(Element box data)
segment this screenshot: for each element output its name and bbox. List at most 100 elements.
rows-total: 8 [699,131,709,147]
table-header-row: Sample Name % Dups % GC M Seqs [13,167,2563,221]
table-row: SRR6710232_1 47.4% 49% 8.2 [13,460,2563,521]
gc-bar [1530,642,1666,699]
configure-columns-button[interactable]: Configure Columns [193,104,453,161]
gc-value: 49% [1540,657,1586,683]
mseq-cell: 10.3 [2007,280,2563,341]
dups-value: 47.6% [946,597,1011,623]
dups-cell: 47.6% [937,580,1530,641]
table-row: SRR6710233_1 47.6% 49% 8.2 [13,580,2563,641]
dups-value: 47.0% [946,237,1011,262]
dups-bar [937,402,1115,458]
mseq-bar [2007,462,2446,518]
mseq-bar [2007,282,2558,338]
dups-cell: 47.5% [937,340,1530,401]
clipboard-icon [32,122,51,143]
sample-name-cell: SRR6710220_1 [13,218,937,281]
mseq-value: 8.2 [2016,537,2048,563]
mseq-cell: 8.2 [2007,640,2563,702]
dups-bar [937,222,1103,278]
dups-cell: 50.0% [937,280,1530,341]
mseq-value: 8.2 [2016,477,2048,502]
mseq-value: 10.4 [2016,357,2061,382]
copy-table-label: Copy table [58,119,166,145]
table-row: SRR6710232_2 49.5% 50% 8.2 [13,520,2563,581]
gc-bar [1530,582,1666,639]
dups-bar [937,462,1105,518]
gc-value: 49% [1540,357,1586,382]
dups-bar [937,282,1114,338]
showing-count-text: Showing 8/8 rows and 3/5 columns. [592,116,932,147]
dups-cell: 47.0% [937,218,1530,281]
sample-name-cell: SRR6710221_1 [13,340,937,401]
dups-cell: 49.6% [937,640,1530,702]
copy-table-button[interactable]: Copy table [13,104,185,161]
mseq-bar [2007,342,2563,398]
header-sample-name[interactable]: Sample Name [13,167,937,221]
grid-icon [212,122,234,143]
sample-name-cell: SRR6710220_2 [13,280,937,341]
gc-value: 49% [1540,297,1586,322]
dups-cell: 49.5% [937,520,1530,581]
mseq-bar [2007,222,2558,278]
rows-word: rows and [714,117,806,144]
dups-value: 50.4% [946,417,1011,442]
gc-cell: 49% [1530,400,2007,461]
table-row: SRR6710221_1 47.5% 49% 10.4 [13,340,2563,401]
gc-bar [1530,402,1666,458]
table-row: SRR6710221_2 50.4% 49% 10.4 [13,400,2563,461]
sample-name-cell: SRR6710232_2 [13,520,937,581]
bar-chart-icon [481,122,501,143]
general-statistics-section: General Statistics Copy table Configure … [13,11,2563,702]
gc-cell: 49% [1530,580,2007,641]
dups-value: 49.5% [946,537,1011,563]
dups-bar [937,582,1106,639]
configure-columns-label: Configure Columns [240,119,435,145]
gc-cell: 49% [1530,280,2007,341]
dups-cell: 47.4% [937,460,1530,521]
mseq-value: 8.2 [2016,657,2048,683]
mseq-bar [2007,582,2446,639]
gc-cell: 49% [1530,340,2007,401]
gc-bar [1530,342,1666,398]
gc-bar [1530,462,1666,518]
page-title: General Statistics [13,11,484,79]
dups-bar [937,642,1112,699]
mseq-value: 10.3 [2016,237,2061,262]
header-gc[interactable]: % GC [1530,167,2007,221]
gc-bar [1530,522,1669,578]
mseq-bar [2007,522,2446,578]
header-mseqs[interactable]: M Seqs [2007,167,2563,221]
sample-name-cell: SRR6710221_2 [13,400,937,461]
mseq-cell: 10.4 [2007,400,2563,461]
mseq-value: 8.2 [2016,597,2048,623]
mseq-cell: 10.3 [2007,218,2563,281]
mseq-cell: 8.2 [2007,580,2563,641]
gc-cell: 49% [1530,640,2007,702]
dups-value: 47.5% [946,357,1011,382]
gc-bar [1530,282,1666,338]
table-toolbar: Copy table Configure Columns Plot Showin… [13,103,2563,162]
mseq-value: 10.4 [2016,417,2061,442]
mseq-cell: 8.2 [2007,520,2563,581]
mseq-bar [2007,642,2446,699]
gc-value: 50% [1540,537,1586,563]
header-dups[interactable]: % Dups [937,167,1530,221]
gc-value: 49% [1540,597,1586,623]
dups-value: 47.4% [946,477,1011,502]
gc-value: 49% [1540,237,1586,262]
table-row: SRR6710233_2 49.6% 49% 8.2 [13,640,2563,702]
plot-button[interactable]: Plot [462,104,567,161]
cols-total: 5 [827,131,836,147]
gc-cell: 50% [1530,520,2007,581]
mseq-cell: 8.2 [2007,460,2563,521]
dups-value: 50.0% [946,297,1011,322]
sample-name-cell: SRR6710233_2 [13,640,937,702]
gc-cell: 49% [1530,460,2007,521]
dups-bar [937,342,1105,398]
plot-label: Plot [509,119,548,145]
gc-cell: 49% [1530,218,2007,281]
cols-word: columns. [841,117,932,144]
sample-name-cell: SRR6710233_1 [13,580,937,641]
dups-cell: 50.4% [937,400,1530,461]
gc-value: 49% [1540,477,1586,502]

#### [What is needed]
Rewrite the data from its first line through the line containing "gc-bar [1530,642,1666,699]", replacing "Seqs" with "Sequences" and leaving everything else unchanged.

#### [Written response]
segment this screenshot: for each element output its name and bbox. List at most 100 elements.
rows-total: 8 [699,131,709,147]
table-header-row: Sample Name % Dups % GC M Sequences [13,167,2563,221]
table-row: SRR6710232_1 47.4% 49% 8.2 [13,460,2563,521]
gc-bar [1530,642,1666,699]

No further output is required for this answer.